* **Goal**
Return the count of lines that hold the string "ylabel", with no other words.

##### Data provided #####

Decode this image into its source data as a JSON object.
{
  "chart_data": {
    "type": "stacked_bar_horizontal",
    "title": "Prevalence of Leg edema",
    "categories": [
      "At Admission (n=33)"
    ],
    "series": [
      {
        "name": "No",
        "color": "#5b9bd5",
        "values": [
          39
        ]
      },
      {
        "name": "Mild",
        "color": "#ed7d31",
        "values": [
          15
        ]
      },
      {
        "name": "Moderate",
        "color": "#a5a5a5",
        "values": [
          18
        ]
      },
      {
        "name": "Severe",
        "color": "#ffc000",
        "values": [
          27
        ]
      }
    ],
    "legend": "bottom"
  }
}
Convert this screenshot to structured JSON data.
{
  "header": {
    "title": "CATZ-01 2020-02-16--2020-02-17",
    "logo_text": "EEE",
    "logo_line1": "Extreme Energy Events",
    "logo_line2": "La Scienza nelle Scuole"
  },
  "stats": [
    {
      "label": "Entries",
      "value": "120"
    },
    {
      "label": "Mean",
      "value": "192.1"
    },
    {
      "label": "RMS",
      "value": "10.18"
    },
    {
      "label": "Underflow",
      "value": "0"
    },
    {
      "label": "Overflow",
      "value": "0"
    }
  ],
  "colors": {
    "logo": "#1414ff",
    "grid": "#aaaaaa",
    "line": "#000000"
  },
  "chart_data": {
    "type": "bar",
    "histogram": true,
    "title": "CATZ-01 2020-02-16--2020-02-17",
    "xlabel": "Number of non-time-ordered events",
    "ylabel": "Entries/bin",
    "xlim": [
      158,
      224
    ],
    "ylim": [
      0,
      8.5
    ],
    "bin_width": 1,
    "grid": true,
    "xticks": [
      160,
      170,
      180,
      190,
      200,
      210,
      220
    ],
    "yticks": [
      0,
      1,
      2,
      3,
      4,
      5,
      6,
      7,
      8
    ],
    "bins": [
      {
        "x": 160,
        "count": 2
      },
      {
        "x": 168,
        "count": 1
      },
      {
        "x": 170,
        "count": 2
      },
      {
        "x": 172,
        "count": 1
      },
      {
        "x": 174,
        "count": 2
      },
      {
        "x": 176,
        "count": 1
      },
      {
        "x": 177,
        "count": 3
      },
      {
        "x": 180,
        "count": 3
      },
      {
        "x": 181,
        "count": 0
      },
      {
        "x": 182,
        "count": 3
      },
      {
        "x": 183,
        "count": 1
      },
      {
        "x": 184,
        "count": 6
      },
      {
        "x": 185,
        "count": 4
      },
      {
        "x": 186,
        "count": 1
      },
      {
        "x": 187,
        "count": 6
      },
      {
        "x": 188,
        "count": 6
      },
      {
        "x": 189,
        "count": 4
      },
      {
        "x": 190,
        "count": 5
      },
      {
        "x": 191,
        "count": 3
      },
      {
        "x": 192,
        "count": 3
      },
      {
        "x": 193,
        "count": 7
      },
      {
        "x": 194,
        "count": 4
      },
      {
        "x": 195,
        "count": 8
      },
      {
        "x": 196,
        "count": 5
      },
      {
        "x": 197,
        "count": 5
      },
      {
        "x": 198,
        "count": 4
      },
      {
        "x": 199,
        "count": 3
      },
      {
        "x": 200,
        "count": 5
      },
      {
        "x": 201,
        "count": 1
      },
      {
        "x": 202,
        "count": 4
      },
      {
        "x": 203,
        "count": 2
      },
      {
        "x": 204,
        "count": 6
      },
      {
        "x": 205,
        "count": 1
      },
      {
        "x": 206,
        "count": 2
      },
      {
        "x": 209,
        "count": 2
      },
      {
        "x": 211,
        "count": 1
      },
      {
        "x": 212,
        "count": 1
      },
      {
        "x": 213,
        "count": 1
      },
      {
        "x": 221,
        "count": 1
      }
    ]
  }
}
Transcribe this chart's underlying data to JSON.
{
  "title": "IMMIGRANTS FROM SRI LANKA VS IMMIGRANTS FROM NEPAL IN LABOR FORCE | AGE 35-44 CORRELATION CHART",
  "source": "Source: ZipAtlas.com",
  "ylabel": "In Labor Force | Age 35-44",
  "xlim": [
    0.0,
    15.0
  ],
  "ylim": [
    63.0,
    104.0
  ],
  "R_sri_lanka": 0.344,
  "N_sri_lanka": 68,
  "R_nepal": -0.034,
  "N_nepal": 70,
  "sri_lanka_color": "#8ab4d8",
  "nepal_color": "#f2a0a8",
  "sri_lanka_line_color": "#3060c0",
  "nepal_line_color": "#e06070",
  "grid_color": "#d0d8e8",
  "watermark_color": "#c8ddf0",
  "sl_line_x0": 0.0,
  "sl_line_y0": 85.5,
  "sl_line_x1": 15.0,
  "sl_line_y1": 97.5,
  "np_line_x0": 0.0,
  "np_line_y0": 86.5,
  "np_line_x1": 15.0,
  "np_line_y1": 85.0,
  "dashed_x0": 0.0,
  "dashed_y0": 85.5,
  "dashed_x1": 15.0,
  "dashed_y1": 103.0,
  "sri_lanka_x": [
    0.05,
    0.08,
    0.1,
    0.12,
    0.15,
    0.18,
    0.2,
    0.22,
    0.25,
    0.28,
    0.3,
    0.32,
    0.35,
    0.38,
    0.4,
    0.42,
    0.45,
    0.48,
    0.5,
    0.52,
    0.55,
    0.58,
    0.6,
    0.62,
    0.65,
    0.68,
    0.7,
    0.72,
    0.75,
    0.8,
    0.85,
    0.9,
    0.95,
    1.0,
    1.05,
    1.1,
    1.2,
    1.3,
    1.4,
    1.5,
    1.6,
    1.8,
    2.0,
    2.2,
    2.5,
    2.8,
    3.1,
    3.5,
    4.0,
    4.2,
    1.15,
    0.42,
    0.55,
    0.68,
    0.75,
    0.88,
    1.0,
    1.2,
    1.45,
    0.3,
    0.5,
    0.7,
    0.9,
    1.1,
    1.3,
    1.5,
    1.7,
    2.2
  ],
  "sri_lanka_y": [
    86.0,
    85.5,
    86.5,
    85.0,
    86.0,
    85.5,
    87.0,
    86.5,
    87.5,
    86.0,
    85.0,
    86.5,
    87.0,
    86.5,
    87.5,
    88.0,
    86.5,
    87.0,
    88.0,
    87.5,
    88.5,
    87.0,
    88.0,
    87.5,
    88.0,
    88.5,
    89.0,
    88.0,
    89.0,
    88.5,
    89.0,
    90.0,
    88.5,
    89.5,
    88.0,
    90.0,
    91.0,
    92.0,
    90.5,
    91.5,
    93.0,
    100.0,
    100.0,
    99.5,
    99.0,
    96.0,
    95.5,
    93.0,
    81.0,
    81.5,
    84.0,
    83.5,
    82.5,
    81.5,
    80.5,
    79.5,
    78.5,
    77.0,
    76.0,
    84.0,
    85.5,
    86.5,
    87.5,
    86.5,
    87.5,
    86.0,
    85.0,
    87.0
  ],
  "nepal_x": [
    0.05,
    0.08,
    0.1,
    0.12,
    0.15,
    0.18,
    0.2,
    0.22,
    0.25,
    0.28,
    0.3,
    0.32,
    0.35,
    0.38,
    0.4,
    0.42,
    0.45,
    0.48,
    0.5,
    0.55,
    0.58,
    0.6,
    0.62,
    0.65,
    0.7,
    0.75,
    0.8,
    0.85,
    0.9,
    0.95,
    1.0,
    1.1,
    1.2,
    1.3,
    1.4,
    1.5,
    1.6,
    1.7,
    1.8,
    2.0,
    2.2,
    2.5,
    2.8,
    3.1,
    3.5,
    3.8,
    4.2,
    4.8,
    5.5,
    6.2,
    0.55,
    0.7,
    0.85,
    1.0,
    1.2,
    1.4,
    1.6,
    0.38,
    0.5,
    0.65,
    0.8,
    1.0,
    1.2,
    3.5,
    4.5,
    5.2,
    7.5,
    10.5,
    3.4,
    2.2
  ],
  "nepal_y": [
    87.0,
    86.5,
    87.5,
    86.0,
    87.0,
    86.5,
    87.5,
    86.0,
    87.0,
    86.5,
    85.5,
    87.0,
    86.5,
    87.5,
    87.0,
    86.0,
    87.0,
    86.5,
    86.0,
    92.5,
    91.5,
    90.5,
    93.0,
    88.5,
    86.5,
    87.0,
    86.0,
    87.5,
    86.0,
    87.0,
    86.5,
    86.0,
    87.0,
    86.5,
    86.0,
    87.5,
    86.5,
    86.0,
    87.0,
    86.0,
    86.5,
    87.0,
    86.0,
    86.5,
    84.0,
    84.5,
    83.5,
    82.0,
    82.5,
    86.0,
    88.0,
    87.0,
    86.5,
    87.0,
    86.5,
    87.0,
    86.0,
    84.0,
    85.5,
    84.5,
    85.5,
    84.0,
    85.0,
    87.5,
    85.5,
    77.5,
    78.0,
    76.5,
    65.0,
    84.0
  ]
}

#####

* **Result**
2